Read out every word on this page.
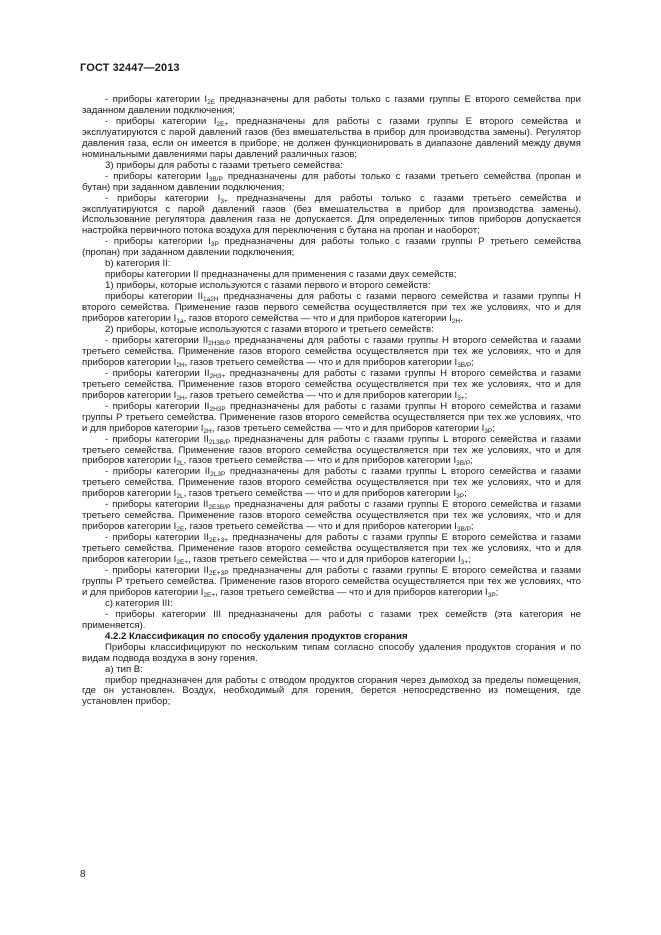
ГОСТ 32447—2013

- приборы категории $I_{2E}$ предназначены для работы только с газами группы Е второго семейства при заданном давлении подключения;

- приборы категории $I_{2E+}$ предназначены для работы с газами группы Е второго семейства и эксплуатируются с парой давлений газов (без вмешательства в прибор для производства замены). Регулятор давления газа, если он имеется в приборе, не должен функционировать в диапазоне давлений между двумя номинальными давлениями пары давлений различных газов;

3) приборы для работы с газами третьего семейства:

- приборы категории $I_{3B/P}$ предназначены для работы только с газами третьего семейства (пропан и бутан) при заданном давлении подключения;

- приборы категории $I_{3+}$ предназначены для работы только с газами третьего семейства и эксплуатируются с парой давлений газов (без вмешательства в прибор для производства замены). Использование регулятора давления газа не допускается. Для определенных типов приборов допускается настройка первичного потока воздуха для переключения с бутана на пропан и наоборот;

- приборы категории $I_{3P}$ предназначены для работы только с газами группы Р третьего семейства (пропан) при заданном давлении подключения;

b) категория II:

приборы категории II предназначены для применения с газами двух семейств;

1) приборы, которые используются с газами первого и второго семейств:

приборы категории $II_{1a2H}$ предназначены для работы с газами первого семейства и газами группы Н второго семейства. Применение газов первого семейства осуществляется при тех же условиях, что и для приборов категории $I_{1a}$, газов второго семейства — что и для приборов категории $I_{2H}$.

2) приборы, которые используются с газами второго и третьего семейств:

- приборы категории $II_{2H3B/P}$ предназначены для работы с газами группы Н второго семейства и газами третьего семейства. Применение газов второго семейства осуществляется при тех же условиях, что и для приборов категории $I_{2H}$, газов третьего семейства — что и для приборов категории $I_{3B/P}$;

- приборы категории $II_{2H3+}$ предназначены для работы с газами группы Н второго семейства и газами третьего семейства. Применение газов второго семейства осуществляется при тех же условиях, что и для приборов категории $I_{2H}$, газов третьего семейства — что и для приборов категории $I_{3+}$;

- приборы категории $II_{2H3P}$ предназначены для работы с газами группы Н второго семейства и газами группы Р третьего семейства. Применение газов второго семейства осуществляется при тех же условиях, что и для приборов категории $I_{2H}$, газов третьего семейства — что и для приборов категории $I_{3P}$;

- приборы категории $II_{2L3B/P}$ предназначены для работы с газами группы L второго семейства и газами третьего семейства. Применение газов второго семейства осуществляется при тех же условиях, что и для приборов категории $I_{2L}$, газов третьего семейства — что и для приборов категории $I_{3B/P}$;

- приборы категории $II_{2L3P}$ предназначены для работы с газами группы L второго семейства и газами третьего семейства. Применение газов второго семейства осуществляется при тех же условиях, что и для приборов категории $I_{2L}$, газов третьего семейства — что и для приборов категории $I_{3P}$;

- приборы категории $II_{2E3B/P}$ предназначены для работы с газами группы Е второго семейства и газами третьего семейства. Применение газов второго семейства осуществляется при тех же условиях, что и для приборов категории $I_{2E}$, газов третьего семейства — что и для приборов категории $I_{3B/P}$;

- приборы категории $II_{2E+3+}$ предназначены для работы с газами группы Е второго семейства и газами третьего семейства. Применение газов второго семейства осуществляется при тех же условиях, что и для приборов категории $I_{2E+}$, газов третьего семейства — что и для приборов категории $I_{3+}$;

- приборы категории $II_{2E+3P}$ предназначены для работы с газами группы Е второго семейства и газами группы Р третьего семейства. Применение газов второго семейства осуществляется при тех же условиях, что и для приборов категории $I_{2E+}$, газов третьего семейства — что и для приборов категории $I_{3P}$;

c) категория III:

- приборы категории III предназначены для работы с газами трех семейств (эта категория не применяется).

4.2.2 Классификация по способу удаления продуктов сгорания

Приборы классифицируют по нескольким типам согласно способу удаления продуктов сгорания и по видам подвода воздуха в зону горения.

а) тип В:

прибор предназначен для работы с отводом продуктов сгорания через дымоход за пределы помещения, где он установлен. Воздух, необходимый для горения, берется непосредственно из помещения, где установлен прибор;

8
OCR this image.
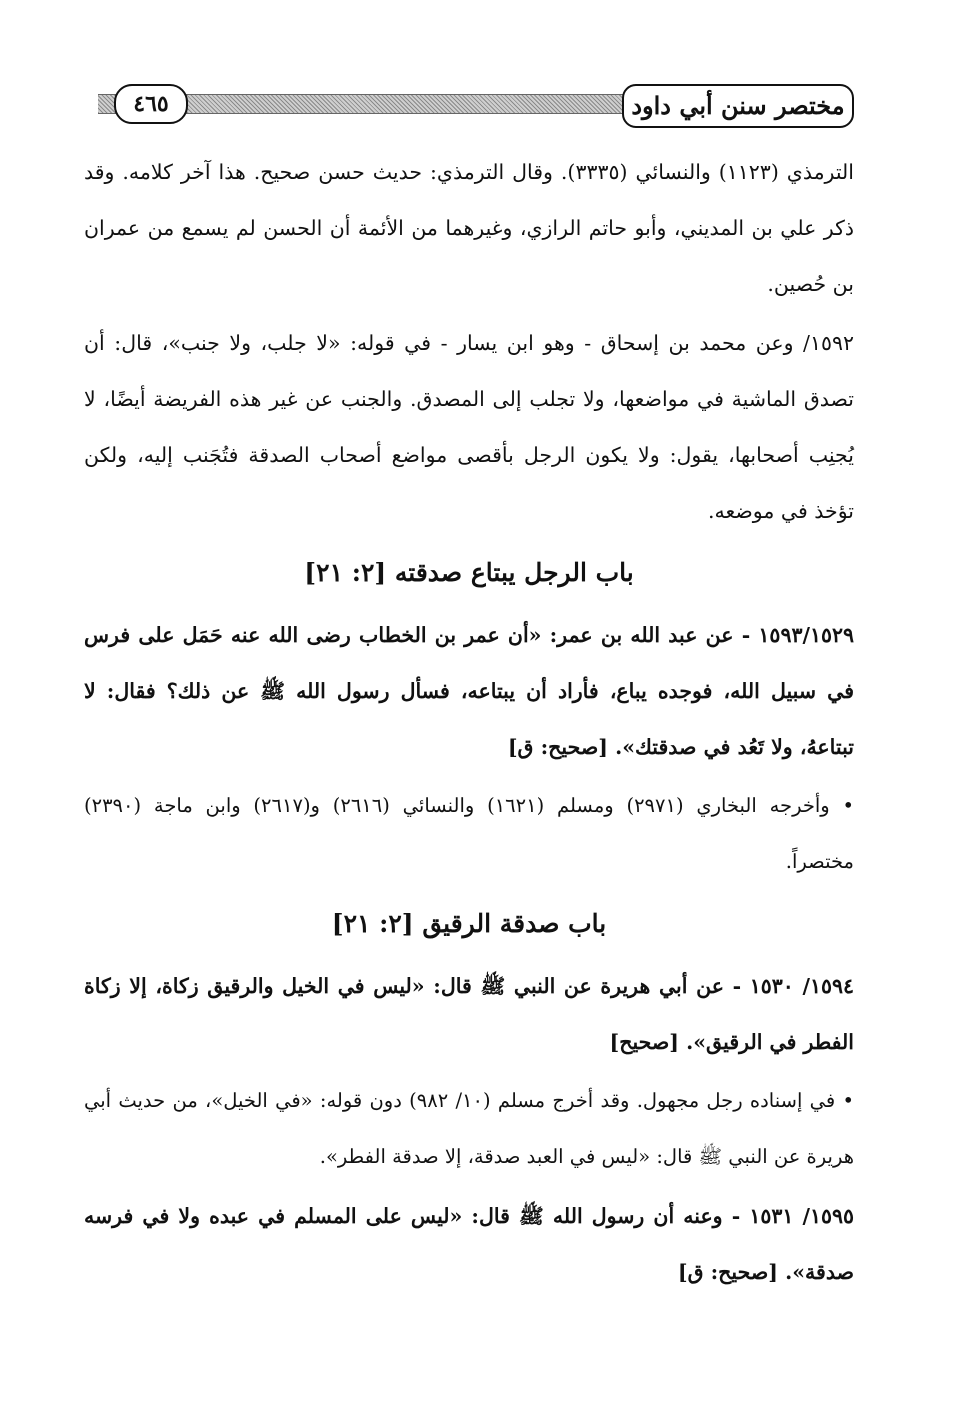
٤٦٥	مختصر سنن أبي داود

الترمذي (١١٢٣) والنسائي (٣٣٣٥). وقال الترمذي: حديث حسن صحيح. هذا آخر كلامه. وقد ذكر علي بن المديني، وأبو حاتم الرازي، وغيرهما من الأئمة أن الحسن لم يسمع من عمران بن حُصين.

١٥٩٢/ وعن محمد بن إسحاق - وهو ابن يسار - في قوله: «لا جلب، ولا جنب»، قال: أن تصدق الماشية في مواضعها، ولا تجلب إلى المصدق. والجنب عن غير هذه الفريضة أيضًا، لا يُجنِب أصحابها، يقول: ولا يكون الرجل بأقصى مواضع أصحاب الصدقة فتُجَنب إليه، ولكن تؤخذ في موضعه.

باب الرجل يبتاع صدقته [٢: ٢١]

١٥٩٣/١٥٢٩ - عن عبد الله بن عمر: «أن عمر بن الخطاب رضى الله عنه حَمَل على فرس في سبيل الله، فوجده يباع، فأراد أن يبتاعه، فسأل رسول الله ﷺ عن ذلك؟ فقال: لا تبتاعهُ، ولا تَعُد في صدقتك». [صحيح: ق]

• وأخرجه البخاري (٢٩٧١) ومسلم (١٦٢١) والنسائي (٢٦١٦) و(٢٦١٧) وابن ماجة (٢٣٩٠) مختصراً.

باب صدقة الرقيق [٢: ٢١]

١٥٩٤/ ١٥٣٠ - عن أبي هريرة عن النبي ﷺ قال: «ليس في الخيل والرقيق زكاة، إلا زكاة الفطر في الرقيق». [صحيح]

• في إسناده رجل مجهول. وقد أخرج مسلم (١٠/ ٩٨٢) دون قوله: «في الخيل»، من حديث أبي هريرة عن النبي ﷺ قال: «ليس في العبد صدقة، إلا صدقة الفطر».

١٥٩٥/ ١٥٣١ - وعنه أن رسول الله ﷺ قال: «ليس على المسلم في عبده ولا في فرسه صدقة». [صحيح: ق]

-*-

[PROBLEM TO SOLVE]
Without the pictures, restate each entry exactly.

[RESULT OF THE TASK]
Read out every word on this page.
ГОСТ 32447—2013

- приборы категории $I_{2E}$ предназначены для работы только с газами группы Е второго семейства при заданном давлении подключения;

- приборы категории $I_{2E+}$ предназначены для работы с газами группы Е второго семейства и эксплуатируются с парой давлений газов (без вмешательства в прибор для производства замены). Регулятор давления газа, если он имеется в приборе, не должен функционировать в диапазоне давлений между двумя номинальными давлениями пары давлений различных газов;

3) приборы для работы с газами третьего семейства:

- приборы категории $I_{3B/P}$ предназначены для работы только с газами третьего семейства (пропан и бутан) при заданном давлении подключения;

- приборы категории $I_{3+}$ предназначены для работы только с газами третьего семейства и эксплуатируются с парой давлений газов (без вмешательства в прибор для производства замены). Использование регулятора давления газа не допускается. Для определенных типов приборов допускается настройка первичного потока воздуха для переключения с бутана на пропан и наоборот;

- приборы категории $I_{3P}$ предназначены для работы только с газами группы Р третьего семейства (пропан) при заданном давлении подключения;

b) категория II:

приборы категории II предназначены для применения с газами двух семейств;

1) приборы, которые используются с газами первого и второго семейств:

приборы категории $II_{1a2H}$ предназначены для работы с газами первого семейства и газами группы Н второго семейства. Применение газов первого семейства осуществляется при тех же условиях, что и для приборов категории $I_{1a}$, газов второго семейства — что и для приборов категории $I_{2H}$.

2) приборы, которые используются с газами второго и третьего семейств:

- приборы категории $II_{2H3B/P}$ предназначены для работы с газами группы Н второго семейства и газами третьего семейства. Применение газов второго семейства осуществляется при тех же условиях, что и для приборов категории $I_{2H}$, газов третьего семейства — что и для приборов категории $I_{3B/P}$;

- приборы категории $II_{2H3+}$ предназначены для работы с газами группы Н второго семейства и газами третьего семейства. Применение газов второго семейства осуществляется при тех же условиях, что и для приборов категории $I_{2H}$, газов третьего семейства — что и для приборов категории $I_{3+}$;

- приборы категории $II_{2H3P}$ предназначены для работы с газами группы Н второго семейства и газами группы Р третьего семейства. Применение газов второго семейства осуществляется при тех же условиях, что и для приборов категории $I_{2H}$, газов третьего семейства — что и для приборов категории $I_{3P}$;

- приборы категории $II_{2L3B/P}$ предназначены для работы с газами группы L второго семейства и газами третьего семейства. Применение газов второго семейства осуществляется при тех же условиях, что и для приборов категории $I_{2L}$, газов третьего семейства — что и для приборов категории $I_{3B/P}$;

- приборы категории $II_{2L3P}$ предназначены для работы с газами группы L второго семейства и газами третьего семейства. Применение газов второго семейства осуществляется при тех же условиях, что и для приборов категории $I_{2L}$, газов третьего семейства — что и для приборов категории $I_{3P}$;

- приборы категории $II_{2E3B/P}$ предназначены для работы с газами группы Е второго семейства и газами третьего семейства. Применение газов второго семейства осуществляется при тех же условиях, что и для приборов категории $I_{2E}$, газов третьего семейства — что и для приборов категории $I_{3B/P}$;

- приборы категории $II_{2E+3+}$ предназначены для работы с газами группы Е второго семейства и газами третьего семейства. Применение газов второго семейства осуществляется при тех же условиях, что и для приборов категории $I_{2E+}$, газов третьего семейства — что и для приборов категории $I_{3+}$;

- приборы категории $II_{2E+3P}$ предназначены для работы с газами группы Е второго семейства и газами группы Р третьего семейства. Применение газов второго семейства осуществляется при тех же условиях, что и для приборов категории $I_{2E+}$, газов третьего семейства — что и для приборов категории $I_{3P}$;

c) категория III:

- приборы категории III предназначены для работы с газами трех семейств (эта категория не применяется).

4.2.2 Классификация по способу удаления продуктов сгорания

Приборы классифицируют по нескольким типам согласно способу удаления продуктов сгорания и по видам подвода воздуха в зону горения.

а) тип В:

прибор предназначен для работы с отводом продуктов сгорания через дымоход за пределы помещения, где он установлен. Воздух, необходимый для горения, берется непосредственно из помещения, где установлен прибор;

8
OCR this image.
٤٦٥	مختصر سنن أبي داود

الترمذي (١١٢٣) والنسائي (٣٣٣٥). وقال الترمذي: حديث حسن صحيح. هذا آخر كلامه. وقد ذكر علي بن المديني، وأبو حاتم الرازي، وغيرهما من الأئمة أن الحسن لم يسمع من عمران بن حُصين.

١٥٩٢/ وعن محمد بن إسحاق - وهو ابن يسار - في قوله: «لا جلب، ولا جنب»، قال: أن تصدق الماشية في مواضعها، ولا تجلب إلى المصدق. والجنب عن غير هذه الفريضة أيضًا، لا يُجنِب أصحابها، يقول: ولا يكون الرجل بأقصى مواضع أصحاب الصدقة فتُجَنب إليه، ولكن تؤخذ في موضعه.

باب الرجل يبتاع صدقته [٢: ٢١]

١٥٩٣/١٥٢٩ - عن عبد الله بن عمر: «أن عمر بن الخطاب رضى الله عنه حَمَل على فرس في سبيل الله، فوجده يباع، فأراد أن يبتاعه، فسأل رسول الله ﷺ عن ذلك؟ فقال: لا تبتاعهُ، ولا تَعُد في صدقتك». [صحيح: ق]

• وأخرجه البخاري (٢٩٧١) ومسلم (١٦٢١) والنسائي (٢٦١٦) و(٢٦١٧) وابن ماجة (٢٣٩٠) مختصراً.

باب صدقة الرقيق [٢: ٢١]

١٥٩٤/ ١٥٣٠ - عن أبي هريرة عن النبي ﷺ قال: «ليس في الخيل والرقيق زكاة، إلا زكاة الفطر في الرقيق». [صحيح]

• في إسناده رجل مجهول. وقد أخرج مسلم (١٠/ ٩٨٢) دون قوله: «في الخيل»، من حديث أبي هريرة عن النبي ﷺ قال: «ليس في العبد صدقة، إلا صدقة الفطر».

١٥٩٥/ ١٥٣١ - وعنه أن رسول الله ﷺ قال: «ليس على المسلم في عبده ولا في فرسه صدقة». [صحيح: ق]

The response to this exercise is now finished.